**What you will do:** Pick every line from the data below that contains the string "trajectory" and copy it.

Start of Records to use

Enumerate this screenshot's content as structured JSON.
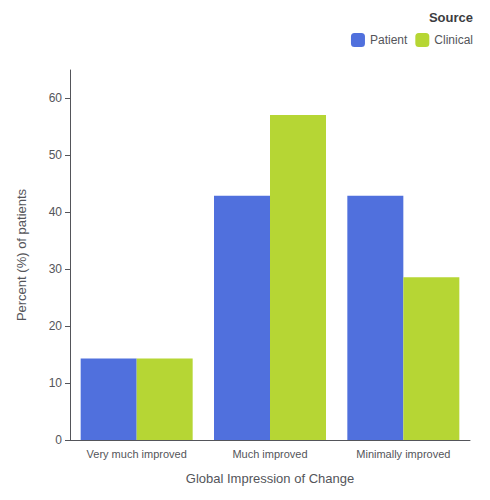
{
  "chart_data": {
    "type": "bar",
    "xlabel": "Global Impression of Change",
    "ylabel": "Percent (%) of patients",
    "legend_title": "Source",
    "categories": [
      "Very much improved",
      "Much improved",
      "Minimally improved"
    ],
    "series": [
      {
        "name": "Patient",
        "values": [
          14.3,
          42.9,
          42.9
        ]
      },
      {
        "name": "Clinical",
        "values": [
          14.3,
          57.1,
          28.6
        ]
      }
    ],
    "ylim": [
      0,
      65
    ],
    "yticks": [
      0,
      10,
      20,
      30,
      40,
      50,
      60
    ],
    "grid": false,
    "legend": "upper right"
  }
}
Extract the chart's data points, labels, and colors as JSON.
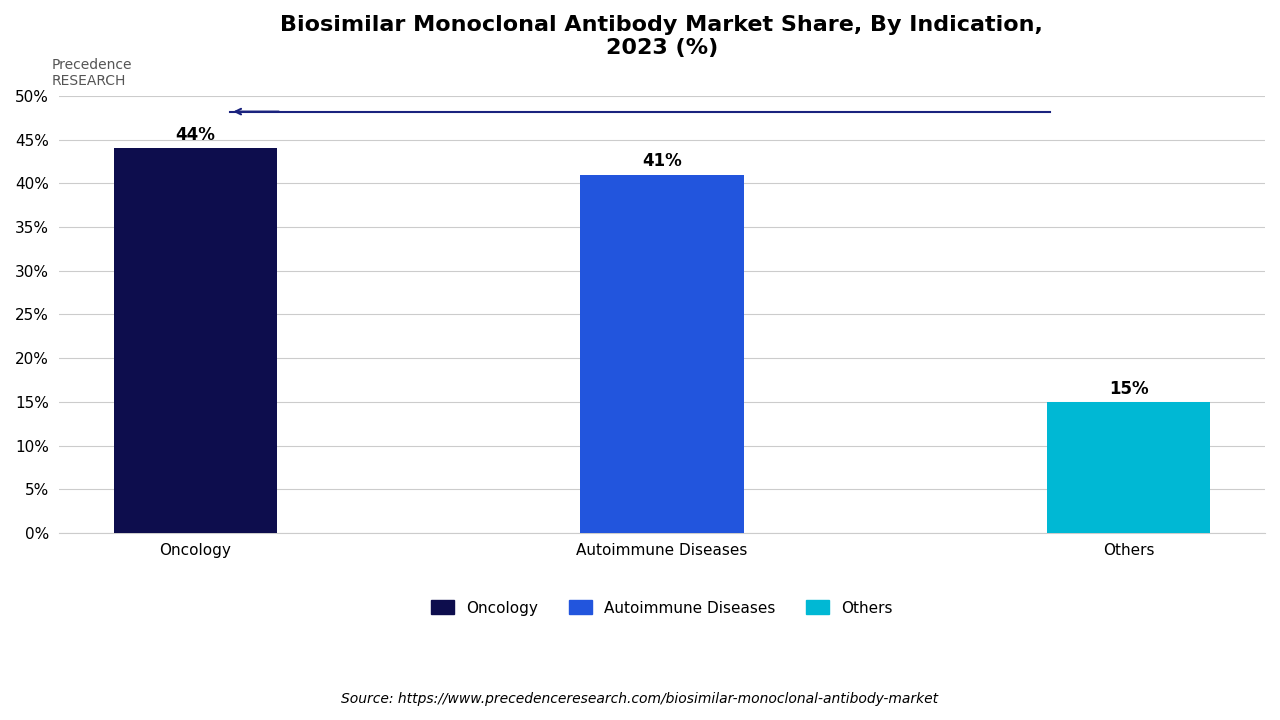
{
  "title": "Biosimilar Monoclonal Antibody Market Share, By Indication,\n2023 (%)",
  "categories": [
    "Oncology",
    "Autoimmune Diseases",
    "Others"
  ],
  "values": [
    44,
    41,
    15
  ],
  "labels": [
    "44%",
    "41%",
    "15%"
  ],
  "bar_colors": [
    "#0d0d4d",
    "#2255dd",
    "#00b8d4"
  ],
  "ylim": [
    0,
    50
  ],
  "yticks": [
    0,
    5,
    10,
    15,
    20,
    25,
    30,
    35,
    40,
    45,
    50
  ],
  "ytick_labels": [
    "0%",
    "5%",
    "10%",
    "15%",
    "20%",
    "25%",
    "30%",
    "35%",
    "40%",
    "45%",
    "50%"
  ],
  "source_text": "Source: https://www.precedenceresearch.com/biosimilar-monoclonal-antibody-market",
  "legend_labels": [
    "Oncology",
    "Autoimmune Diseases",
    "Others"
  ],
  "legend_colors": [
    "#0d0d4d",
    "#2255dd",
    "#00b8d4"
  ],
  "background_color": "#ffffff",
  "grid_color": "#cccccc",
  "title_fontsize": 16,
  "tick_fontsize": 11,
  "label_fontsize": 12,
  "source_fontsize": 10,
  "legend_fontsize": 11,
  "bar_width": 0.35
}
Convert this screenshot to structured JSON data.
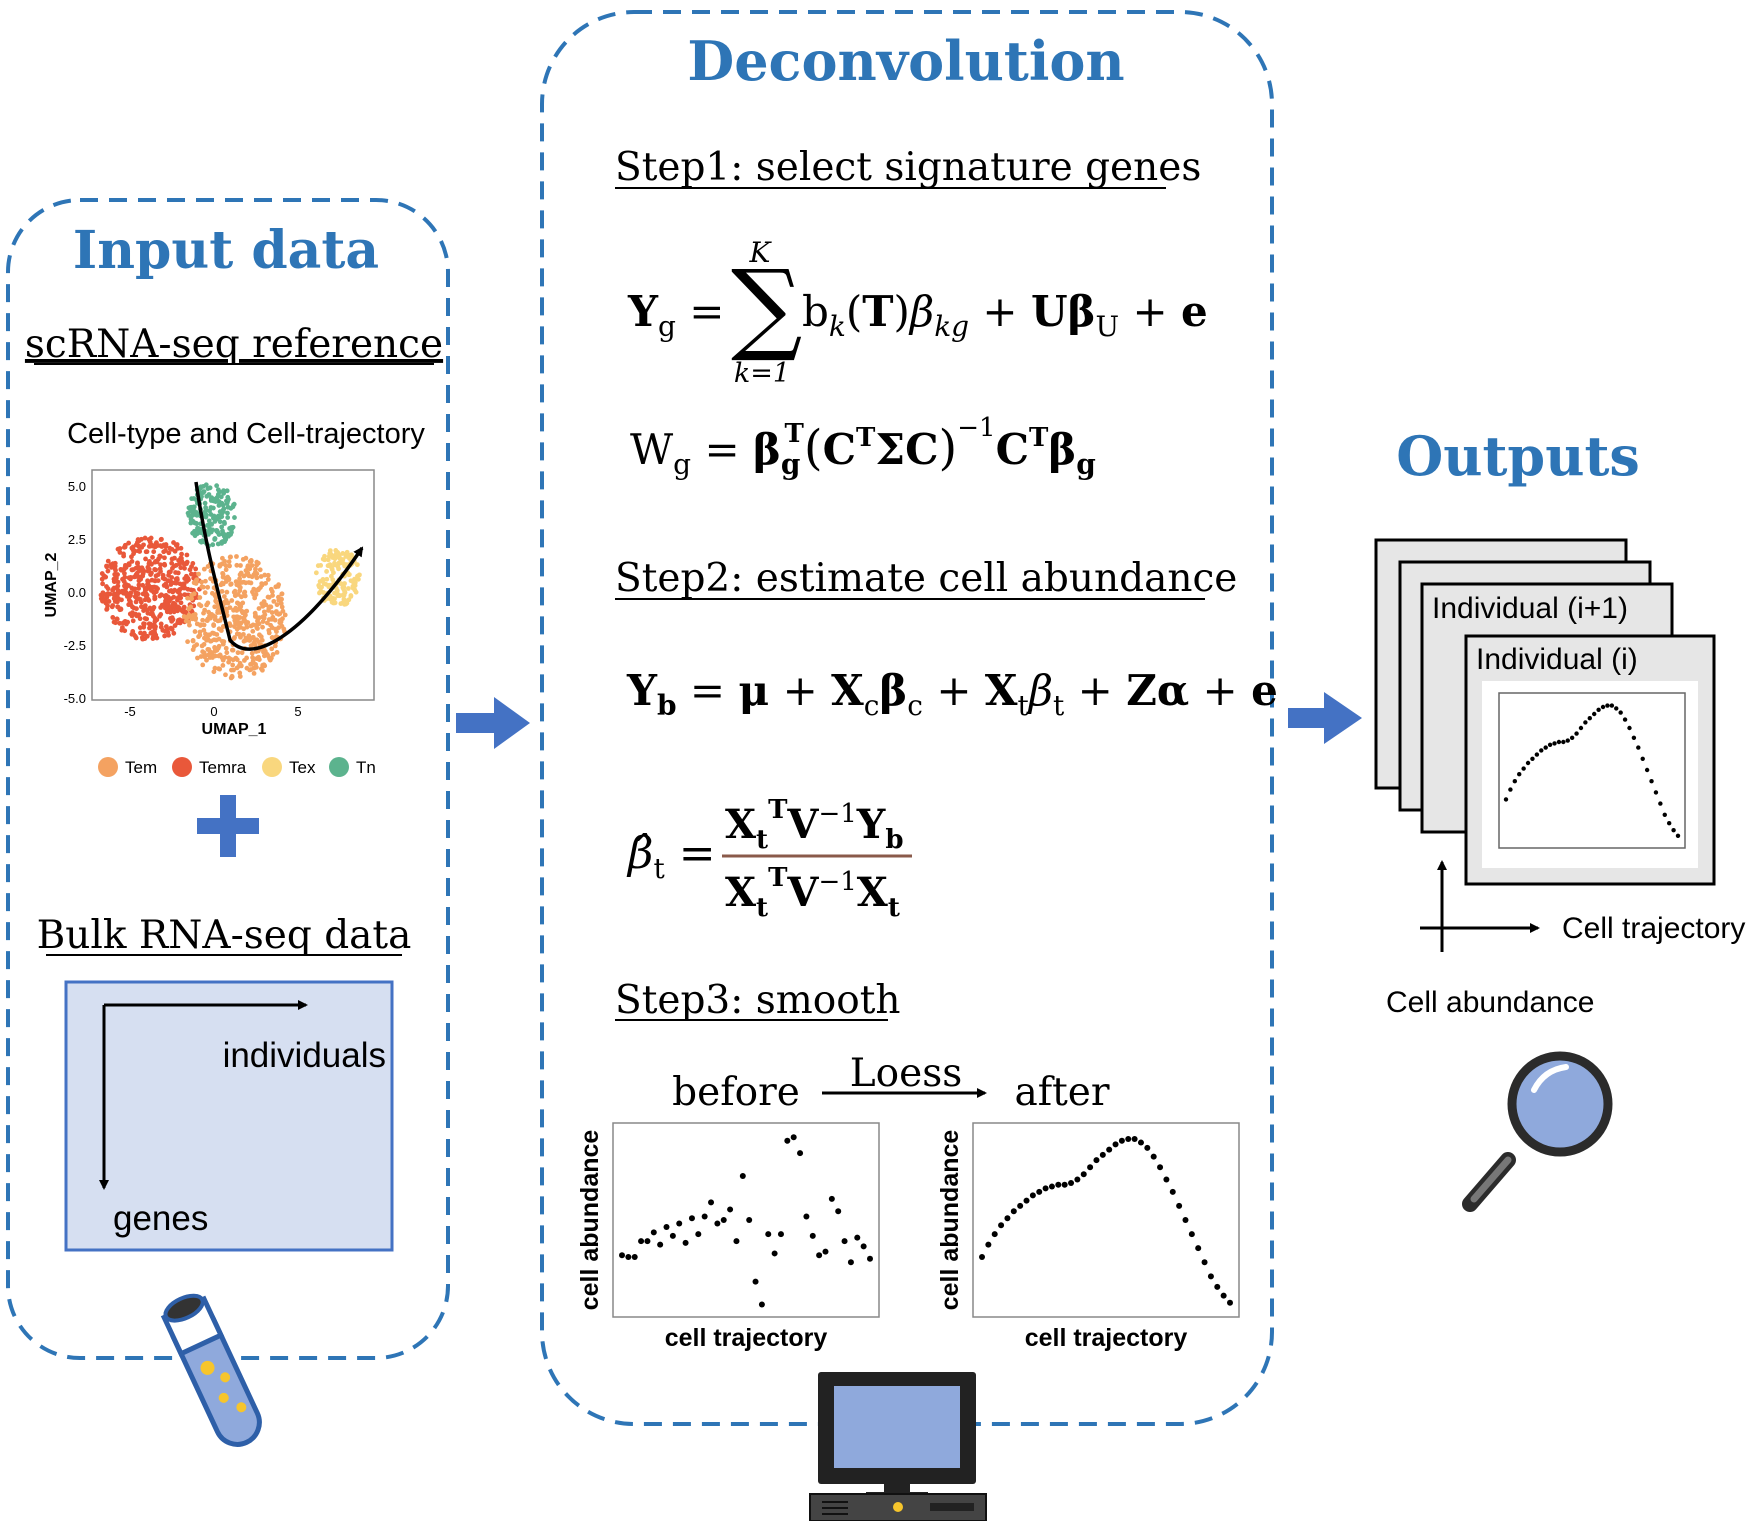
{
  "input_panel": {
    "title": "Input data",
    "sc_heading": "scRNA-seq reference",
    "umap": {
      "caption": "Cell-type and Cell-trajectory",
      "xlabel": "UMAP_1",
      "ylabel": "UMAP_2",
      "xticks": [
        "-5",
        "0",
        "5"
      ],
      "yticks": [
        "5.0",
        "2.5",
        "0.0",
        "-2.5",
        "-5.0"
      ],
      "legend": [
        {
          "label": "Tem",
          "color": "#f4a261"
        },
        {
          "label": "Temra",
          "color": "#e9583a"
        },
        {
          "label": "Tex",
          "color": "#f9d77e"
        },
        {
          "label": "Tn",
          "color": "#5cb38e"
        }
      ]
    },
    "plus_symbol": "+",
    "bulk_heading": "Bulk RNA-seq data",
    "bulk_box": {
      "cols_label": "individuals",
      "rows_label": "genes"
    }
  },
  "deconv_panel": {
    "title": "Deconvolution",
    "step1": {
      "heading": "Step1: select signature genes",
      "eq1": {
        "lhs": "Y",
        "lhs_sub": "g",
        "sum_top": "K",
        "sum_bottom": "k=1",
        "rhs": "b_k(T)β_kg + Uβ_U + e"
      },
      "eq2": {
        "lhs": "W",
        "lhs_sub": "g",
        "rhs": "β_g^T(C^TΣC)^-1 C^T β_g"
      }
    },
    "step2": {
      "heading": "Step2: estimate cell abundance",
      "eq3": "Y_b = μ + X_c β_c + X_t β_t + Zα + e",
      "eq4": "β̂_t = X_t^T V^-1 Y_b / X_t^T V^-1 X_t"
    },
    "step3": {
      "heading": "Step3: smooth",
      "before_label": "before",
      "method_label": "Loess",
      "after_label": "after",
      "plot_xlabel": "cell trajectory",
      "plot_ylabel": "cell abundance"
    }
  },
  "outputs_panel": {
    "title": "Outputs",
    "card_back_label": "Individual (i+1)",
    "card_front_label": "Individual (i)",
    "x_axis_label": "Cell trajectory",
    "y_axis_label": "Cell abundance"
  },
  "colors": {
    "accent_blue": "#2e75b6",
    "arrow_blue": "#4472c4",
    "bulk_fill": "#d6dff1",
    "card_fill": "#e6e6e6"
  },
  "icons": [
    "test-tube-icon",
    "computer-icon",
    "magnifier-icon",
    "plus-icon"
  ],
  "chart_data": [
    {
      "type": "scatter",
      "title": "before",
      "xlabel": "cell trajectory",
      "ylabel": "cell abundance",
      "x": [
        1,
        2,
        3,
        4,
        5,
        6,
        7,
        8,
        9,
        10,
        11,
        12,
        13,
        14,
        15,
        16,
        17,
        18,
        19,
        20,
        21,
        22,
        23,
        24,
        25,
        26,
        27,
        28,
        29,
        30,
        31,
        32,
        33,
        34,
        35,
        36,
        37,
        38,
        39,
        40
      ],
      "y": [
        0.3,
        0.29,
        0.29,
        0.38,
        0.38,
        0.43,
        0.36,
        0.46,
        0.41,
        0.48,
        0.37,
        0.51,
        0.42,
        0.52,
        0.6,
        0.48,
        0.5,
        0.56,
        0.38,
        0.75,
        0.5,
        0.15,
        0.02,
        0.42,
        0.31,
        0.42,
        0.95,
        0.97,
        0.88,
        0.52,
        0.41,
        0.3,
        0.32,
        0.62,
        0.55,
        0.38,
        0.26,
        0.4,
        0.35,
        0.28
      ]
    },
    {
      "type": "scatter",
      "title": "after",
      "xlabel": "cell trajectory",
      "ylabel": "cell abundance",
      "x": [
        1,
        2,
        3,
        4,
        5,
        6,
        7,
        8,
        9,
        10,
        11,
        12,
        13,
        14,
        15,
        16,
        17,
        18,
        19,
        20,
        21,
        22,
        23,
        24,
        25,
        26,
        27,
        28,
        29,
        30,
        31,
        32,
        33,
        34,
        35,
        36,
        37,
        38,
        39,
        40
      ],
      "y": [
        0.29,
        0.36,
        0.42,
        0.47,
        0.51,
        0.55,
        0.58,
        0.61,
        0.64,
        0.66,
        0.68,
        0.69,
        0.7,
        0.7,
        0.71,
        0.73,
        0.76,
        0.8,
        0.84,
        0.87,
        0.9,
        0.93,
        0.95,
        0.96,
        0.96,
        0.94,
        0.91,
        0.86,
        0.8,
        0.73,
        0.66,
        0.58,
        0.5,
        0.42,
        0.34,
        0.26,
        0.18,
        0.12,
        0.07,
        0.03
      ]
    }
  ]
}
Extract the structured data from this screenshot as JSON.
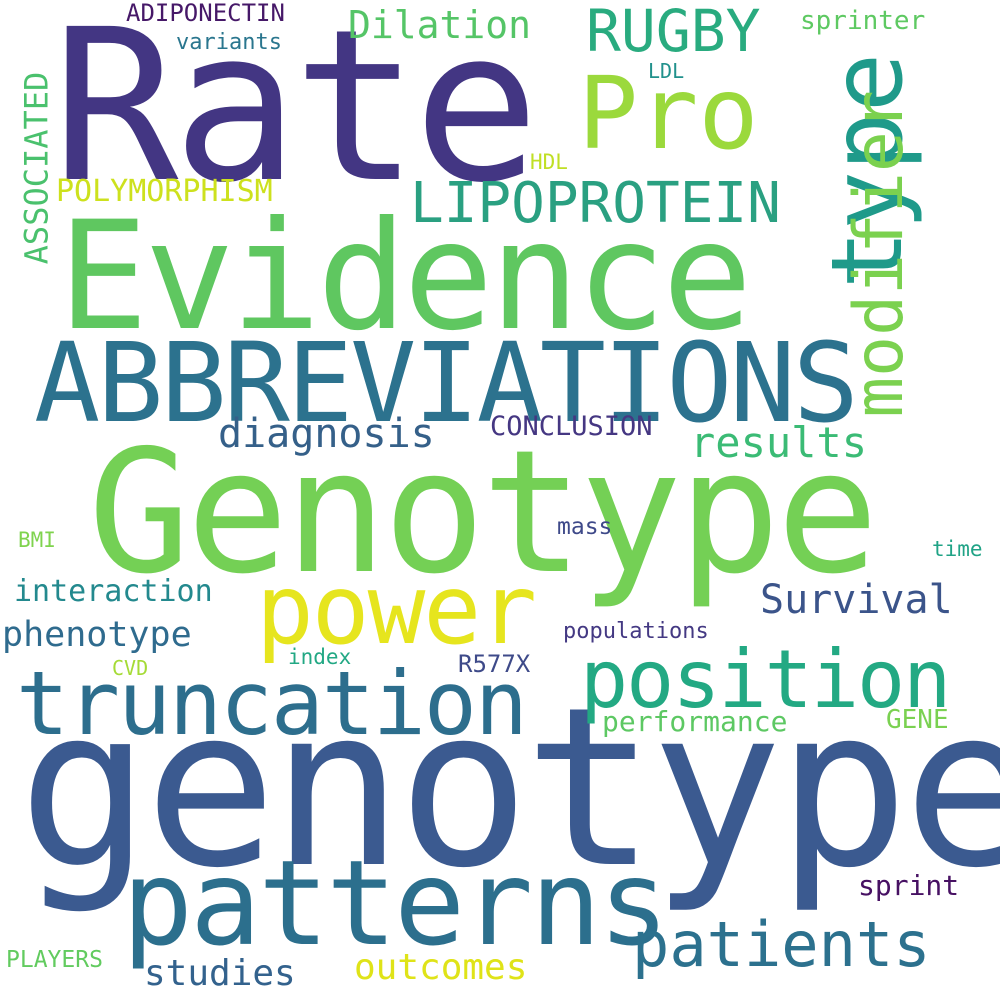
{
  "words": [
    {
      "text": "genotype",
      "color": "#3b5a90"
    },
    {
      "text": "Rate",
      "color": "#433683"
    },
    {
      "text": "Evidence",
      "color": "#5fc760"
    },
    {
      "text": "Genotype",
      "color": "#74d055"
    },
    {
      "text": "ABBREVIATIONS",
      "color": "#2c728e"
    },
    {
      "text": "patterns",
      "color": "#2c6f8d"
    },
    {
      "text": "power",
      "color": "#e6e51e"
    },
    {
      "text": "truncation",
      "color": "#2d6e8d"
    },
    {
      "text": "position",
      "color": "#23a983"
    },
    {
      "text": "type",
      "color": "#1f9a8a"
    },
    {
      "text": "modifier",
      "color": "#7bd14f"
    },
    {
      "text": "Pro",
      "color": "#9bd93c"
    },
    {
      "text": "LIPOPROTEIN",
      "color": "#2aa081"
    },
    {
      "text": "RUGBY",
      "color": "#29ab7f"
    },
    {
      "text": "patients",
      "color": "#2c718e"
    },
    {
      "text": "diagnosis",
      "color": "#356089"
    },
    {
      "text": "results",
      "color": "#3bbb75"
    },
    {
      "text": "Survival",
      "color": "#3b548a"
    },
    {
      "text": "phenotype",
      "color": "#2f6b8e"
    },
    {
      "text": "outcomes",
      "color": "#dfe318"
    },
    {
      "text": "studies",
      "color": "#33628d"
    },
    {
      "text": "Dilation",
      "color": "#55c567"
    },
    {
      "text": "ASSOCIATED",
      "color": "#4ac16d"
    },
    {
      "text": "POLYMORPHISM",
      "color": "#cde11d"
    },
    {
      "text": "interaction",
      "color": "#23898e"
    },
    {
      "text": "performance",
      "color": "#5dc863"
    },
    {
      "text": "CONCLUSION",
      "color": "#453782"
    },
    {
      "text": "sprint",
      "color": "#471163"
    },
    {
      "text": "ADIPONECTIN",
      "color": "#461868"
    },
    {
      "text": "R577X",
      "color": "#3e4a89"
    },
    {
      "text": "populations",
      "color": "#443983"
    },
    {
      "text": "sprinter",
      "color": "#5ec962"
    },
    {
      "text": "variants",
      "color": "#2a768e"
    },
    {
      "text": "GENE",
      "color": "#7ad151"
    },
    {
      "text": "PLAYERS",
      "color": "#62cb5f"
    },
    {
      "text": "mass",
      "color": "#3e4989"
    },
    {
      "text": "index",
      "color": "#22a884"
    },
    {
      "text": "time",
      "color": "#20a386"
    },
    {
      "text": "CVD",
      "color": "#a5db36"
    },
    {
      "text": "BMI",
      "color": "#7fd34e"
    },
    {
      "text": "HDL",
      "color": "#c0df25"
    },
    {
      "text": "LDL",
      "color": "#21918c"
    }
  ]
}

End of Records to use

**Answer box:**
      "caption": "Cell-type and Cell-trajectory",
      "plot_xlabel": "cell trajectory",
    "x_axis_label": "Cell trajectory",
      "xlabel": "cell trajectory",
      "xlabel": "cell trajectory",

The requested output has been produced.